▶ [Exercise brief]
The entries below should be output exactly as written.

▶ [Records shown]
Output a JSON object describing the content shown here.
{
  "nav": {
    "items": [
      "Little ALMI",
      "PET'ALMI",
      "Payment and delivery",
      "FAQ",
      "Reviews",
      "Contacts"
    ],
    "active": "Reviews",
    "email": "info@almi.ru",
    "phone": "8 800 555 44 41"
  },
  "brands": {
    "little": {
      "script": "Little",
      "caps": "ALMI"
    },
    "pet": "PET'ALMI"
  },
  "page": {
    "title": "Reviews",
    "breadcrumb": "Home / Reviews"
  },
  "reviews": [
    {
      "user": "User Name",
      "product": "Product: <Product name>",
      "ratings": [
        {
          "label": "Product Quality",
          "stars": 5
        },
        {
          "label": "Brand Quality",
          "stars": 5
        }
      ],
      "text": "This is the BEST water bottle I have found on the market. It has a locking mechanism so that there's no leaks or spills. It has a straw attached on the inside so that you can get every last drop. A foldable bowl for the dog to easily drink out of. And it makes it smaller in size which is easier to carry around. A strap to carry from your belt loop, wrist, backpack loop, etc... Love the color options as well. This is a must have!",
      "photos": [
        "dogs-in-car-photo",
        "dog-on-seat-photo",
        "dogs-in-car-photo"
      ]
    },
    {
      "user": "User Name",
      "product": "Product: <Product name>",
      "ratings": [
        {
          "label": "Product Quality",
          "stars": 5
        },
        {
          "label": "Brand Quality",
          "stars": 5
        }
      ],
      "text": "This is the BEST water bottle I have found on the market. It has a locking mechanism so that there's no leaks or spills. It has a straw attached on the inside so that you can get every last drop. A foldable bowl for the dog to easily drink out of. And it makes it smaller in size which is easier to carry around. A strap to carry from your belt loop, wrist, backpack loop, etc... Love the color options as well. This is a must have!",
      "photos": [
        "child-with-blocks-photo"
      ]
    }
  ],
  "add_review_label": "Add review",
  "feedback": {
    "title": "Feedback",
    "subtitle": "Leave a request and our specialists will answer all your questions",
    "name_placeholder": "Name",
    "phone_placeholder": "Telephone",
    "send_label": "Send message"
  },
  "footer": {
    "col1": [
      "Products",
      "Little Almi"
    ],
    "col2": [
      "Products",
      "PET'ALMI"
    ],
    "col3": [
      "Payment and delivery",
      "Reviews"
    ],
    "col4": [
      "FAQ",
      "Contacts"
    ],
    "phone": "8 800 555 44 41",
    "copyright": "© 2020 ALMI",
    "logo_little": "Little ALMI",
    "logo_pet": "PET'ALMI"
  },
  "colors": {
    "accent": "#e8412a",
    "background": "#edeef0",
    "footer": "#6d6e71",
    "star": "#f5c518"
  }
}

▶ [Full response]
Output a JSON object describing the content shown here.
{
  "nav": {
    "items": [
      "Little ALMI",
      "PET'ALMI",
      "Payment and delivery",
      "FAQ",
      "Reviews",
      "Contacts"
    ],
    "active": "Reviews",
    "email": "info@almi.ru",
    "phone": "8 800 555 44 41"
  },
  "brands": {
    "little": {
      "script": "Little",
      "caps": "ALMI"
    },
    "pet": "PET'ALMI"
  },
  "page": {
    "title": "Reviews",
    "breadcrumb": "Home / Reviews"
  },
  "reviews": [
    {
      "user": "User Name",
      "product": "Product: <Product name>",
      "ratings": [
        {
          "label": "Product Quality",
          "stars": 5
        },
        {
          "label": "Brand Quality",
          "stars": 5
        }
      ],
      "text": "This is the BEST water bottle I have found on the market. It has a locking mechanism so that there's no leaks or spills. It has a straw attached on the inside so that you can get every last drop. A foldable bowl for the dog to easily drink out of. And it makes it smaller in size which is easier to carry around. A strap to carry from your belt loop, wrist, backpack loop, etc... Love the color options as well. This is a must have!",
      "photos": [
        "dogs-in-car-photo",
        "dog-on-seat-photo",
        "dogs-in-car-photo"
      ]
    },
    {
      "user": "User Name",
      "product": "Product: <Product name>",
      "ratings": [
        {
          "label": "Product Quality",
          "stars": 5
        },
        {
          "label": "Brand Quality",
          "stars": 5
        }
      ],
      "text": "This is the BEST water bottle I have found on the market. It has a locking mechanism so that there's no leaks or spills. It has a straw attached on the inside so that you can get every last drop. A foldable bowl for the dog to easily drink out of. And it makes it smaller in size which is easier to carry around. A strap to carry from your belt loop, wrist, backpack loop, etc... Love the color options as well. This is a must have!",
      "photos": [
        "child-with-blocks-photo"
      ]
    }
  ],
  "add_review_label": "Add review",
  "feedback": {
    "title": "Feedback",
    "subtitle": "Leave a request and our specialists will answer all your questions",
    "name_placeholder": "Name",
    "phone_placeholder": "Telephone",
    "send_label": "Send message"
  },
  "footer": {
    "col1": [
      "Products",
      "Little Almi"
    ],
    "col2": [
      "Products",
      "PET'ALMI"
    ],
    "col3": [
      "Payment and delivery",
      "Reviews"
    ],
    "col4": [
      "FAQ",
      "Contacts"
    ],
    "phone": "8 800 555 44 41",
    "copyright": "© 2020 ALMI",
    "logo_little": "Little ALMI",
    "logo_pet": "PET'ALMI"
  },
  "colors": {
    "accent": "#e8412a",
    "background": "#edeef0",
    "footer": "#6d6e71",
    "star": "#f5c518"
  }
}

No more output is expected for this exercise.